=== Work instructions ===
Find and return each line containing "this".

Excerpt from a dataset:
────

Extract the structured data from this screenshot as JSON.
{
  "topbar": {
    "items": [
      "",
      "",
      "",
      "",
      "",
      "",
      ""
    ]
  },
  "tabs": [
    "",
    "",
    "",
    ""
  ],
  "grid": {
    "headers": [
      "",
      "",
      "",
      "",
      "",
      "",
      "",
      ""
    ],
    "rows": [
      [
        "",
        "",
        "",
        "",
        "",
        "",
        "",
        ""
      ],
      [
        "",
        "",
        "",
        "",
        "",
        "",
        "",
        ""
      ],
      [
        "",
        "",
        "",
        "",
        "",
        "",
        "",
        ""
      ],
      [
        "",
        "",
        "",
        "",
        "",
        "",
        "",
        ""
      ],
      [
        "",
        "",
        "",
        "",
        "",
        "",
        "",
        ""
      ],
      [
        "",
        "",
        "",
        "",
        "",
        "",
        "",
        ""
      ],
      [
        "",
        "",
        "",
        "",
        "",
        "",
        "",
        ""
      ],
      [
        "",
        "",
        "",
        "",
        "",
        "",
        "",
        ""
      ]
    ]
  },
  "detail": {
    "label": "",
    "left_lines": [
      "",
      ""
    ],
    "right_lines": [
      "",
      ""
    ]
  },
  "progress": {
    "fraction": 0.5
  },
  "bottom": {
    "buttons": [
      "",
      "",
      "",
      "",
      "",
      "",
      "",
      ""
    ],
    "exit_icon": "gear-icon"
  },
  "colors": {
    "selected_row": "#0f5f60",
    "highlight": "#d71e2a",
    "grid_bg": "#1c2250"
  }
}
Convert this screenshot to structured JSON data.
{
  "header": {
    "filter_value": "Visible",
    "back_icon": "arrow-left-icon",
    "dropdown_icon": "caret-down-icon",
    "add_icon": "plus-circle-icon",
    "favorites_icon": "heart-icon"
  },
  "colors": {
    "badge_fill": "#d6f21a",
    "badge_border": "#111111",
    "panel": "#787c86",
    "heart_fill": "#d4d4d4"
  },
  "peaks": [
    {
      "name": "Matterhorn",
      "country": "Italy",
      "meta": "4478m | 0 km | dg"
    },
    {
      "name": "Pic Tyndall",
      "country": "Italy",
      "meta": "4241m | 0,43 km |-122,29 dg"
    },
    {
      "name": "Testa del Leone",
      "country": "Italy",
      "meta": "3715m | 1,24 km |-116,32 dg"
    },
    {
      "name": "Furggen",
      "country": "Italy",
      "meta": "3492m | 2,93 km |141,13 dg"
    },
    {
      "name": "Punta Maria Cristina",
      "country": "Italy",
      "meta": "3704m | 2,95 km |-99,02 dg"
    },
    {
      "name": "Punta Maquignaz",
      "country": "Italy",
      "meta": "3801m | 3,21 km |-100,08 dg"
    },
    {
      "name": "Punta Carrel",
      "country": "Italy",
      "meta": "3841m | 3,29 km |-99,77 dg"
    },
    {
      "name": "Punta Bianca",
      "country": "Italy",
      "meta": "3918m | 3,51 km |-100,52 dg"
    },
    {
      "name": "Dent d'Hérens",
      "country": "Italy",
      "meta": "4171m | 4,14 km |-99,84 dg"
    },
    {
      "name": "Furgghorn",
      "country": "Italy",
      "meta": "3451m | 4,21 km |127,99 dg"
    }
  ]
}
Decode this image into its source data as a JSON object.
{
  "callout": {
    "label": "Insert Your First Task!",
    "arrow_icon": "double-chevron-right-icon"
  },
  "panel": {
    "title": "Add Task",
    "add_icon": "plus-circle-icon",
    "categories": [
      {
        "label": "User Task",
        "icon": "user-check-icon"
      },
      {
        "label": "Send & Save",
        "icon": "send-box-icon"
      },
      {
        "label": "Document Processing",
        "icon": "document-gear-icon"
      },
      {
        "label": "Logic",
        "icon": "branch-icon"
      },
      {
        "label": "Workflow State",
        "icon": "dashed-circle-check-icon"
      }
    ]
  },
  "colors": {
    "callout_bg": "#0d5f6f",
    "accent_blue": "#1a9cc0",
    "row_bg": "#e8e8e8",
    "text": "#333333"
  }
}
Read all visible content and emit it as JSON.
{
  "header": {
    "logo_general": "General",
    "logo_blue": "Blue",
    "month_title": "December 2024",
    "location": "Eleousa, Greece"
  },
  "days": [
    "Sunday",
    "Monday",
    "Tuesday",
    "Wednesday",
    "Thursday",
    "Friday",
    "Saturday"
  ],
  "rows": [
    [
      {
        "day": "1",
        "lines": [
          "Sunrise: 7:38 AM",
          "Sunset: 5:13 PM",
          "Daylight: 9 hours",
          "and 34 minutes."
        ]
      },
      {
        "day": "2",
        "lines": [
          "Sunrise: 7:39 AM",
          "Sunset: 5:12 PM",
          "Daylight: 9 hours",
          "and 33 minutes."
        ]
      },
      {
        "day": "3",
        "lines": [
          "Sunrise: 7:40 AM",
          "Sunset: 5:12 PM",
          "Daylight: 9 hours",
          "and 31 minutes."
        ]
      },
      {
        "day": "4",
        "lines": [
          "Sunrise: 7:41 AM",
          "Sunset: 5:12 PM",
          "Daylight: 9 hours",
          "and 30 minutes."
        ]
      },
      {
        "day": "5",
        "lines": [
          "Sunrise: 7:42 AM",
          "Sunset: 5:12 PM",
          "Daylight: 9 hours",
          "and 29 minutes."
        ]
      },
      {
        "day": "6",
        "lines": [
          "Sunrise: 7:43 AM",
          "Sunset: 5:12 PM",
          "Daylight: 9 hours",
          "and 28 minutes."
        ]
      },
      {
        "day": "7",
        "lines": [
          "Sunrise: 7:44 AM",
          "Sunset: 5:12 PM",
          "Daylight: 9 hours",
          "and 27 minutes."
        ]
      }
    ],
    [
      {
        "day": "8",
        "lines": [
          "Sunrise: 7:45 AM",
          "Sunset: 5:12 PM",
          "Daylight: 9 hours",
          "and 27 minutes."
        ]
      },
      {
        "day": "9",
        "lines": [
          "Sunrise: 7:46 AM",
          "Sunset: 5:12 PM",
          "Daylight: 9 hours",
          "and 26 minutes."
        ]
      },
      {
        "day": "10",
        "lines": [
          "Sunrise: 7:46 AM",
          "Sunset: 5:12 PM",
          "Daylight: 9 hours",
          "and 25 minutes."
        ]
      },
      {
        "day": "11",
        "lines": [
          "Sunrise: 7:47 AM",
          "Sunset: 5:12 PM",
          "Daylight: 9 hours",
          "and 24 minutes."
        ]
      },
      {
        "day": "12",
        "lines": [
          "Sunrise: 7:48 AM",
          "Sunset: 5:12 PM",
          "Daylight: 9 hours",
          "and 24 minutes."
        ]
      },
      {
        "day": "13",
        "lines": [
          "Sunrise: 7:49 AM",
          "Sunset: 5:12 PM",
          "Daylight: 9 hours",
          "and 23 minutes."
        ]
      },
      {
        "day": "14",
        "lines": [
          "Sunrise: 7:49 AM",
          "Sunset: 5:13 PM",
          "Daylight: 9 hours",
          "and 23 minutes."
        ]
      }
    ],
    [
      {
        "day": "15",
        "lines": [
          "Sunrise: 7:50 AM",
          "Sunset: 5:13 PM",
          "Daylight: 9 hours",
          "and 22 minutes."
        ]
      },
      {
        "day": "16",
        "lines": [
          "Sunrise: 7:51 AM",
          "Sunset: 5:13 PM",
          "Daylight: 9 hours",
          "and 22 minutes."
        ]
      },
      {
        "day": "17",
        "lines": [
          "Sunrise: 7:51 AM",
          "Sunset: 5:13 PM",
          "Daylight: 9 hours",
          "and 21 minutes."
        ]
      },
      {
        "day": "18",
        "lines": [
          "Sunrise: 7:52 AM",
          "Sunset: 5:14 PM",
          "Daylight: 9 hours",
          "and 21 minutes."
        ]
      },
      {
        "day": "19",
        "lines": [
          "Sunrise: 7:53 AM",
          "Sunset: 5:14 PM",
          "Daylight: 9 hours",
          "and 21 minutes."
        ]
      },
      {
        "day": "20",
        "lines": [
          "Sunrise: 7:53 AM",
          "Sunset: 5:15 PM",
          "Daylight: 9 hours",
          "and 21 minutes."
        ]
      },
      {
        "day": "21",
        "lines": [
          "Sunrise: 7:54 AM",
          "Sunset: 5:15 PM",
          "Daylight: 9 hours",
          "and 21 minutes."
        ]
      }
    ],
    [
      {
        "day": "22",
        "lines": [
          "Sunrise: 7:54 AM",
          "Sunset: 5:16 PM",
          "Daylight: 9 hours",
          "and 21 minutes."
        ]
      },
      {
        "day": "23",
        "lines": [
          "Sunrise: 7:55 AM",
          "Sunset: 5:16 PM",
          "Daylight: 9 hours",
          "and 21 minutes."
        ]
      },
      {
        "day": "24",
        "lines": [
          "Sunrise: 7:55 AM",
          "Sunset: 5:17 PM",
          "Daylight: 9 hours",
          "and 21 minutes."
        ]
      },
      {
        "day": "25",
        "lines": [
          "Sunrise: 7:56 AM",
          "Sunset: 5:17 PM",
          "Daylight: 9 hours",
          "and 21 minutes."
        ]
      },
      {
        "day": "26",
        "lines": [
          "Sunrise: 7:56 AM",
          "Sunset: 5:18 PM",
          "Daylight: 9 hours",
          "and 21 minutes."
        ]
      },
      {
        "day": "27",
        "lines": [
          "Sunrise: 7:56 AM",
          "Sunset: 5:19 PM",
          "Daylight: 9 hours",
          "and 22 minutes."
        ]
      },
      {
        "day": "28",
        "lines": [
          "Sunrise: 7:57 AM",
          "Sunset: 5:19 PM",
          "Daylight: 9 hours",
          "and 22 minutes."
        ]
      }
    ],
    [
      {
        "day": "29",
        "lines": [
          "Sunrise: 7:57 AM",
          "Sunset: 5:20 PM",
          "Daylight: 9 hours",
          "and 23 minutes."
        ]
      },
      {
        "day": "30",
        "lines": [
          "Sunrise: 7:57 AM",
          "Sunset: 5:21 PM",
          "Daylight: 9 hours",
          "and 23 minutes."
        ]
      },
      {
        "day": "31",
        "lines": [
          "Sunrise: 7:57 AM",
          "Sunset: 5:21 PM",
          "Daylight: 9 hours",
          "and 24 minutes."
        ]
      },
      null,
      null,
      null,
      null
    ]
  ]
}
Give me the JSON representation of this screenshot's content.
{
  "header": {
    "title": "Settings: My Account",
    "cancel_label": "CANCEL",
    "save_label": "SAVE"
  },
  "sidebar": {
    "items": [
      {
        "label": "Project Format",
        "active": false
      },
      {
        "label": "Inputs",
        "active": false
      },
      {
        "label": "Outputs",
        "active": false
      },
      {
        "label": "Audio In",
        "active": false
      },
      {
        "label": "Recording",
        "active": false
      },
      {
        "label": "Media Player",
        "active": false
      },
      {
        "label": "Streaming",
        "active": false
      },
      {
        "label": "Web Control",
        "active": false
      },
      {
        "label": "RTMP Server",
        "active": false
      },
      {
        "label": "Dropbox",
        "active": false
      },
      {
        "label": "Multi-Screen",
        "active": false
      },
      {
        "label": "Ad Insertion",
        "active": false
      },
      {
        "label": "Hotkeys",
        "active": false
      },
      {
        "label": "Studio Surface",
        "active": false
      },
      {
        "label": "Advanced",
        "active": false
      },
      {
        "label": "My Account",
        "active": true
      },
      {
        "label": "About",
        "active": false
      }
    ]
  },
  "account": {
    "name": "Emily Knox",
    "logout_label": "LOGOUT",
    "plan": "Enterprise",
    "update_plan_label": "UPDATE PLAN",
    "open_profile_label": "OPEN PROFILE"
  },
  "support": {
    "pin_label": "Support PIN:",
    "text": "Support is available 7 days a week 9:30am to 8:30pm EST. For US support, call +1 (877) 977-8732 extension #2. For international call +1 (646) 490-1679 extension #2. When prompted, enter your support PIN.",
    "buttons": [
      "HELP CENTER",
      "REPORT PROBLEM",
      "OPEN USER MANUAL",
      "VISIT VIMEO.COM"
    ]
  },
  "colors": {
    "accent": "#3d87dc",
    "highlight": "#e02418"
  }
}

────

=== Task answer ===
Extract the structured data from this screenshot as JSON.
Convert this screenshot to structured JSON data.
Decode this image into its source data as a JSON object.
Give me the JSON representation of this screenshot's content.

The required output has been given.